* Job: Quote the listing in full, exactly as given, minus any pictures.

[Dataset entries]
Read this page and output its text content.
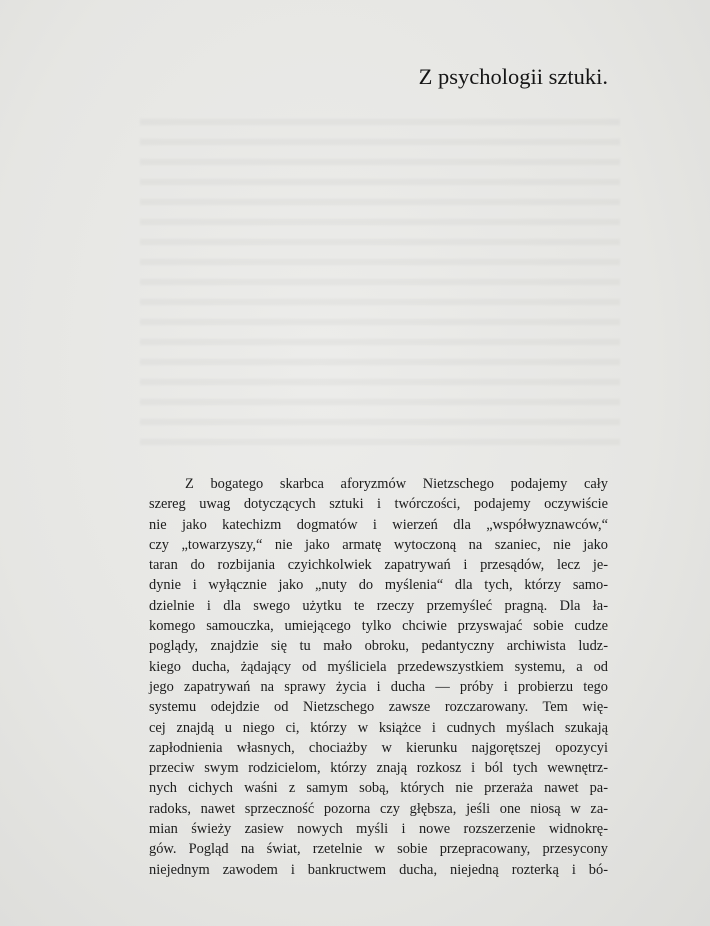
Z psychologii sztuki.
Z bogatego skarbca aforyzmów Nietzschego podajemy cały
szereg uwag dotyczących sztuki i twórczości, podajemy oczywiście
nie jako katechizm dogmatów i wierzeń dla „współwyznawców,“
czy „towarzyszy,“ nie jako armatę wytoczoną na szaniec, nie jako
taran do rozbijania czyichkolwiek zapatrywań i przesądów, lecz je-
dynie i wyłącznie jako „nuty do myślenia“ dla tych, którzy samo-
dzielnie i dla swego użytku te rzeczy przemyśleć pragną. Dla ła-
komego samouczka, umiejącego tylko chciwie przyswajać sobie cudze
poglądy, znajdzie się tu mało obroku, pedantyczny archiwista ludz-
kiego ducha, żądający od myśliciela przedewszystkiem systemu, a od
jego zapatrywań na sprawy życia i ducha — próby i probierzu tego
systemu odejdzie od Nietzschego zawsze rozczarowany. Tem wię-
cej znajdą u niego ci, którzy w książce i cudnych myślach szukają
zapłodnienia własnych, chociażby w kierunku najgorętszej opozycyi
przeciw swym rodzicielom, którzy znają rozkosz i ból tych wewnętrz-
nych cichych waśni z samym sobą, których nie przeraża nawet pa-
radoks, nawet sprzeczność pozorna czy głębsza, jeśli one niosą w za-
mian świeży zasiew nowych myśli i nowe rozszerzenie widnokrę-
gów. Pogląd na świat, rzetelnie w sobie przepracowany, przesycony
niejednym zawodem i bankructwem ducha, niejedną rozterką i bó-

* Response for this exercise:
Read this page and output its text content.
Z psychologii sztuki.
Z bogatego skarbca aforyzmów Nietzschego podajemy cały
szereg uwag dotyczących sztuki i twórczości, podajemy oczywiście
nie jako katechizm dogmatów i wierzeń dla „współwyznawców,“
czy „towarzyszy,“ nie jako armatę wytoczoną na szaniec, nie jako
taran do rozbijania czyichkolwiek zapatrywań i przesądów, lecz je-
dynie i wyłącznie jako „nuty do myślenia“ dla tych, którzy samo-
dzielnie i dla swego użytku te rzeczy przemyśleć pragną. Dla ła-
komego samouczka, umiejącego tylko chciwie przyswajać sobie cudze
poglądy, znajdzie się tu mało obroku, pedantyczny archiwista ludz-
kiego ducha, żądający od myśliciela przedewszystkiem systemu, a od
jego zapatrywań na sprawy życia i ducha — próby i probierzu tego
systemu odejdzie od Nietzschego zawsze rozczarowany. Tem wię-
cej znajdą u niego ci, którzy w książce i cudnych myślach szukają
zapłodnienia własnych, chociażby w kierunku najgorętszej opozycyi
przeciw swym rodzicielom, którzy znają rozkosz i ból tych wewnętrz-
nych cichych waśni z samym sobą, których nie przeraża nawet pa-
radoks, nawet sprzeczność pozorna czy głębsza, jeśli one niosą w za-
mian świeży zasiew nowych myśli i nowe rozszerzenie widnokrę-
gów. Pogląd na świat, rzetelnie w sobie przepracowany, przesycony
niejednym zawodem i bankructwem ducha, niejedną rozterką i bó-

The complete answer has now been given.